#### Written request
The records below hold pictures; please leave those out and retype the rest exactly.

(Dataset items)
------------------------------

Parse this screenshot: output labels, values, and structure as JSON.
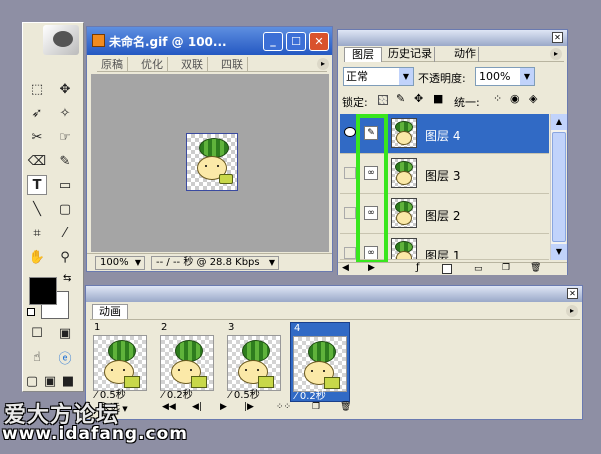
{
  "doc_window": {
    "title": "未命名.gif @ 100...",
    "tabs": [
      "原稿",
      "优化",
      "双联",
      "四联"
    ],
    "zoom": "100%",
    "status": "-- / -- 秒 @ 28.8 Kbps"
  },
  "layers_panel": {
    "tabs": [
      "图层",
      "历史记录",
      "动作"
    ],
    "blend_mode": "正常",
    "opacity_label": "不透明度:",
    "opacity_value": "100%",
    "lock_label": "锁定:",
    "unify_label": "统一:",
    "layers": [
      {
        "name": "图层 4",
        "selected": true
      },
      {
        "name": "图层 3",
        "selected": false
      },
      {
        "name": "图层 2",
        "selected": false
      },
      {
        "name": "图层 1",
        "selected": false
      }
    ]
  },
  "animation_panel": {
    "tab": "动画",
    "frames": [
      {
        "num": "1",
        "delay": "0.5秒"
      },
      {
        "num": "2",
        "delay": "0.2秒"
      },
      {
        "num": "3",
        "delay": "0.5秒"
      },
      {
        "num": "4",
        "delay": "0.2秒"
      }
    ],
    "loop": "永远"
  },
  "watermark": {
    "line1": "爱大方论坛",
    "line2": "www.idafang.com"
  },
  "colors": {
    "selection": "#316ac5",
    "highlight_box": "#39e61e",
    "title_active": "#316ac5"
  }
}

------------------------------

#### Solved problem
Parse this screenshot: output labels, values, and structure as JSON.
{
  "doc_window": {
    "title": "未命名.gif @ 100...",
    "tabs": [
      "原稿",
      "优化",
      "双联",
      "四联"
    ],
    "zoom": "100%",
    "status": "-- / -- 秒 @ 28.8 Kbps"
  },
  "layers_panel": {
    "tabs": [
      "图层",
      "历史记录",
      "动作"
    ],
    "blend_mode": "正常",
    "opacity_label": "不透明度:",
    "opacity_value": "100%",
    "lock_label": "锁定:",
    "unify_label": "统一:",
    "layers": [
      {
        "name": "图层 4",
        "selected": true
      },
      {
        "name": "图层 3",
        "selected": false
      },
      {
        "name": "图层 2",
        "selected": false
      },
      {
        "name": "图层 1",
        "selected": false
      }
    ]
  },
  "animation_panel": {
    "tab": "动画",
    "frames": [
      {
        "num": "1",
        "delay": "0.5秒"
      },
      {
        "num": "2",
        "delay": "0.2秒"
      },
      {
        "num": "3",
        "delay": "0.5秒"
      },
      {
        "num": "4",
        "delay": "0.2秒"
      }
    ],
    "loop": "永远"
  },
  "watermark": {
    "line1": "爱大方论坛",
    "line2": "www.idafang.com"
  },
  "colors": {
    "selection": "#316ac5",
    "highlight_box": "#39e61e",
    "title_active": "#316ac5"
  }
}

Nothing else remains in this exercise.